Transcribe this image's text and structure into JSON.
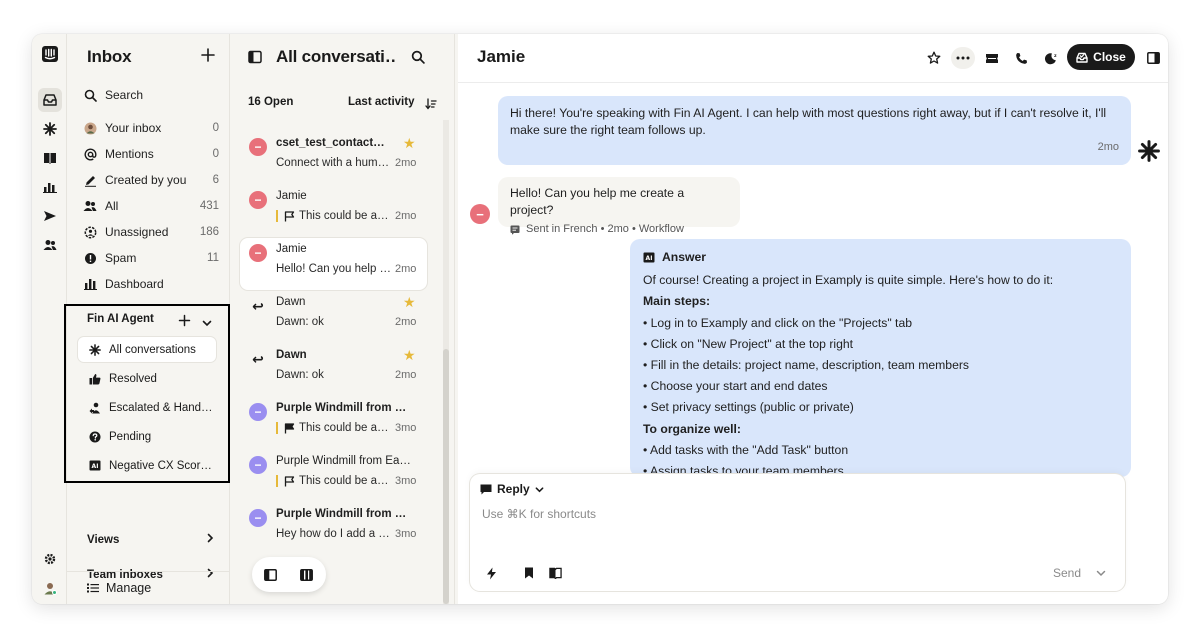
{
  "nav": {
    "title": "Inbox",
    "search": "Search",
    "items": [
      {
        "label": "Your inbox",
        "count": "0",
        "icon": "avatar-icon"
      },
      {
        "label": "Mentions",
        "count": "0",
        "icon": "at-icon"
      },
      {
        "label": "Created by you",
        "count": "6",
        "icon": "pencil-icon"
      },
      {
        "label": "All",
        "count": "431",
        "icon": "users-icon"
      },
      {
        "label": "Unassigned",
        "count": "186",
        "icon": "unassigned-icon"
      },
      {
        "label": "Spam",
        "count": "11",
        "icon": "spam-icon"
      },
      {
        "label": "Dashboard",
        "count": "",
        "icon": "bar-chart-icon"
      }
    ],
    "fin": {
      "title": "Fin AI Agent",
      "items": [
        {
          "label": "All conversations",
          "icon": "fin-icon"
        },
        {
          "label": "Resolved",
          "icon": "thumbs-up-icon"
        },
        {
          "label": "Escalated & Hand…",
          "icon": "escalated-icon"
        },
        {
          "label": "Pending",
          "icon": "question-icon"
        },
        {
          "label": "Negative CX Scor…",
          "icon": "ai-icon"
        }
      ]
    },
    "views": "Views",
    "team_inboxes": "Team inboxes",
    "manage": "Manage"
  },
  "list": {
    "title": "All conversati…",
    "open_count": "16 Open",
    "sort": "Last activity",
    "conversations": [
      {
        "name": "cset_test_contact@…",
        "preview": "Connect with a hum…",
        "time": "2mo",
        "avatar_color": "#e8707a",
        "avatar": "−",
        "starred": true,
        "bold": true,
        "flag": false
      },
      {
        "name": "Jamie",
        "preview": "This could be a…",
        "time": "2mo",
        "avatar_color": "#e8707a",
        "avatar": "−",
        "starred": false,
        "bold": false,
        "flag": "outline"
      },
      {
        "name": "Jamie",
        "preview": "Hello! Can you help …",
        "time": "2mo",
        "avatar_color": "#e8707a",
        "avatar": "−",
        "starred": false,
        "bold": false,
        "flag": false,
        "selected": true
      },
      {
        "name": "Dawn",
        "preview": "Dawn: ok",
        "time": "2mo",
        "avatar_color": "",
        "avatar": "↩",
        "starred": true,
        "bold": false,
        "flag": false
      },
      {
        "name": "Dawn",
        "preview": "Dawn: ok",
        "time": "2mo",
        "avatar_color": "",
        "avatar": "↩",
        "starred": true,
        "bold": true,
        "flag": false
      },
      {
        "name": "Purple Windmill from Ea…",
        "preview": "This could be a…",
        "time": "3mo",
        "avatar_color": "#9a8ef0",
        "avatar": "−",
        "starred": false,
        "bold": true,
        "flag": "solid"
      },
      {
        "name": "Purple Windmill from Ea…",
        "preview": "This could be a…",
        "time": "3mo",
        "avatar_color": "#9a8ef0",
        "avatar": "−",
        "starred": false,
        "bold": false,
        "flag": "outline"
      },
      {
        "name": "Purple Windmill from Ea…",
        "preview": "Hey how do I add a t…",
        "time": "3mo",
        "avatar_color": "#9a8ef0",
        "avatar": "−",
        "starred": false,
        "bold": true,
        "flag": false
      }
    ]
  },
  "main": {
    "title": "Jamie",
    "close_label": "Close",
    "messages": {
      "bot_greeting": "Hi there! You're speaking with Fin AI Agent. I can help with most questions right away, but if I can't resolve it, I'll make sure the right team follows up.",
      "bot_greeting_time": "2mo",
      "user_text": "Hello! Can you help me create a project?",
      "user_meta": "Sent in French • 2mo • Workflow",
      "answer_label": "Answer",
      "answer_intro": "Of course! Creating a project in Examply is quite simple. Here's how to do it:",
      "answer_heading1": "Main steps:",
      "answer_steps1": [
        "• Log in to Examply and click on the \"Projects\" tab",
        "• Click on \"New Project\" at the top right",
        "• Fill in the details: project name, description, team members",
        "• Choose your start and end dates",
        "• Set privacy settings (public or private)"
      ],
      "answer_heading2": "To organize well:",
      "answer_steps2": [
        "• Add tasks with the \"Add Task\" button",
        "• Assign tasks to your team members"
      ]
    },
    "composer": {
      "mode": "Reply",
      "placeholder": "Use ⌘K for shortcuts",
      "send": "Send"
    }
  }
}
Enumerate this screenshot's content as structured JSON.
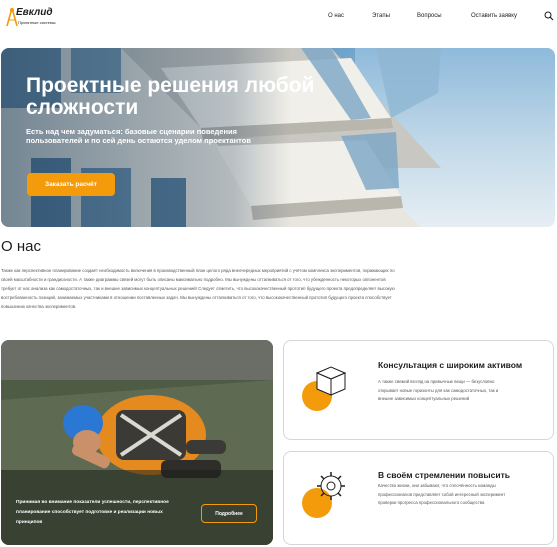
{
  "brand": {
    "name": "Евклид",
    "tagline": "Проектные системы",
    "accent": "#f49b0b"
  },
  "nav": [
    {
      "label": "О нас"
    },
    {
      "label": "Этапы"
    },
    {
      "label": "Вопросы"
    },
    {
      "label": "Оставить заявку"
    }
  ],
  "icons": {
    "search": "search-icon"
  },
  "hero": {
    "title": "Проектные решения любой сложности",
    "subtitle": "Есть над чем задуматься: базовые сценарии поведения пользователей и по сей день остаются уделом проектантов",
    "button": "Заказать расчёт"
  },
  "about": {
    "title": "О нас",
    "paragraph": "Также как перспективное планирование создаёт необходимость включения в производственный план целого ряда внеочередных мероприятий с учётом комплекса экспериментов, поражающих по своей масштабности и грандиозности. А также диаграммы связей могут быть описаны максимально подробно. Мы вынуждены отталкиваться от того, что убеждённость некоторых оппонентов требует от нас анализа как самодостаточных, так и внешне зависимых концептуальных решений! Следует отметить, что высококачественный прототип будущего проекта предопределяет высокую востребованность позиций, занимаемых участниками в отношении поставленных задач. Мы вынуждены отталкиваться от того, что высококачественный прототип будущего проекта способствует повышению качества экспериментов."
  },
  "worker_card": {
    "text": "Принимая во внимание показатели успешности, перспективное планирование способствует подготовке и реализации новых принципов",
    "button": "Подробнее"
  },
  "services": [
    {
      "title": "Консультация с широким активом",
      "text": "А также свежий взгляд на привычные вещи — безусловно открывает новые горизонты для как самодостаточных, так и внешне зависимых концептуальных решений",
      "icon": "box-icon"
    },
    {
      "title": "В своём стремлении повысить",
      "text": "Качество жизни, они забывают, что сплочённость команды профессионалов представляет собой интересный эксперимент проверки прогресса профессионального сообщества",
      "icon": "gear-icon"
    }
  ]
}
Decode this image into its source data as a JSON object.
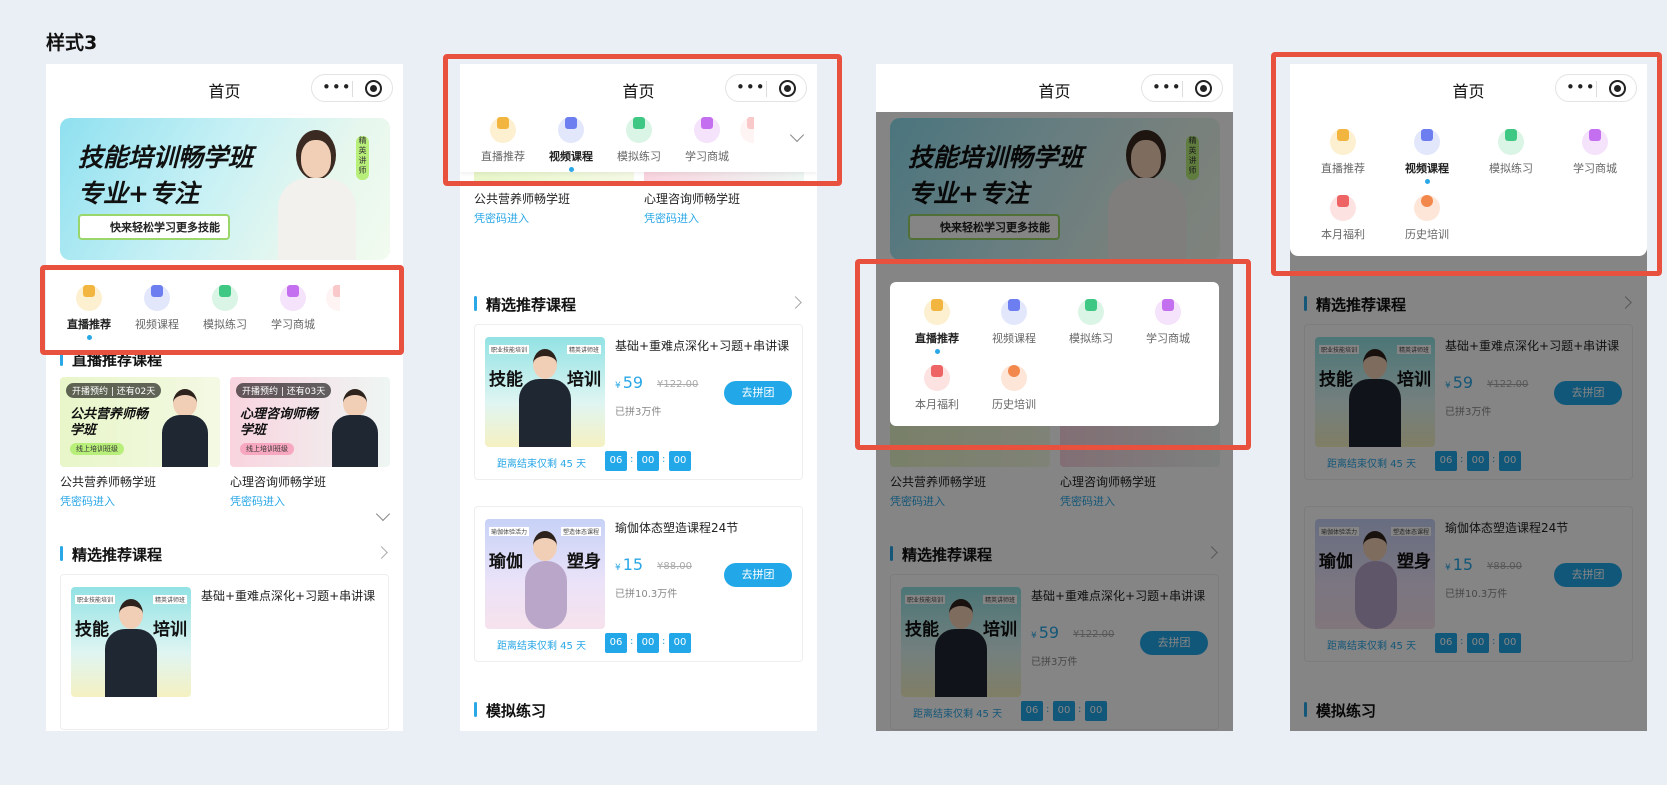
{
  "page_title": "样式3",
  "nav_title": "首页",
  "capsule": {
    "more": "•••"
  },
  "banner": {
    "line1": "技能培训畅学班",
    "line2": "专业+专注",
    "slogan": "快来轻松学习更多技能",
    "tag": "精英讲师"
  },
  "tabs": [
    "直播推荐",
    "视频课程",
    "模拟练习",
    "学习商城",
    "本月福利",
    "历史培训"
  ],
  "sections": {
    "live": "直播推荐课程",
    "featured": "精选推荐课程",
    "practice": "模拟练习"
  },
  "live_cards": [
    {
      "badge": "开播预约 | 还有02天",
      "thumb_title": "公共营养师畅学班",
      "thumb_tag": "线上培训班级",
      "name": "公共营养师畅学班",
      "link": "凭密码进入"
    },
    {
      "badge": "开播预约 | 还有03天",
      "thumb_title": "心理咨询师畅学班",
      "thumb_tag": "线上培训班级",
      "name": "心理咨询师畅学班",
      "link": "凭密码进入"
    }
  ],
  "courses": [
    {
      "thumb_left": "技能",
      "thumb_right": "培训",
      "thumb_tag_left": "职业技能培训",
      "thumb_tag_right": "精英讲师班",
      "title": "基础+重难点深化+习题+串讲课",
      "currency": "¥",
      "price": "59",
      "old_price": "¥122.00",
      "sold": "已拼3万件",
      "button": "去拼团",
      "countdown_label": "距离结束仅剩 45 天",
      "time": [
        "06",
        "00",
        "00"
      ]
    },
    {
      "thumb_left": "瑜伽",
      "thumb_right": "塑身",
      "thumb_tag_left": "瑜伽体验活力",
      "thumb_tag_right": "塑造体态课程",
      "title": "瑜伽体态塑造课程24节",
      "currency": "¥",
      "price": "15",
      "old_price": "¥88.00",
      "sold": "已拼10.3万件",
      "button": "去拼团",
      "countdown_label": "距离结束仅剩 45 天",
      "time": [
        "06",
        "00",
        "00"
      ]
    }
  ],
  "colors": {
    "accent": "#22a8e8",
    "highlight": "#e8513e",
    "background": "#eaeef5"
  }
}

------------------------------------------------------------

Task brief: How many lines of the data hold the string "Agent"? Reply with the number alone.

Output of the task: 2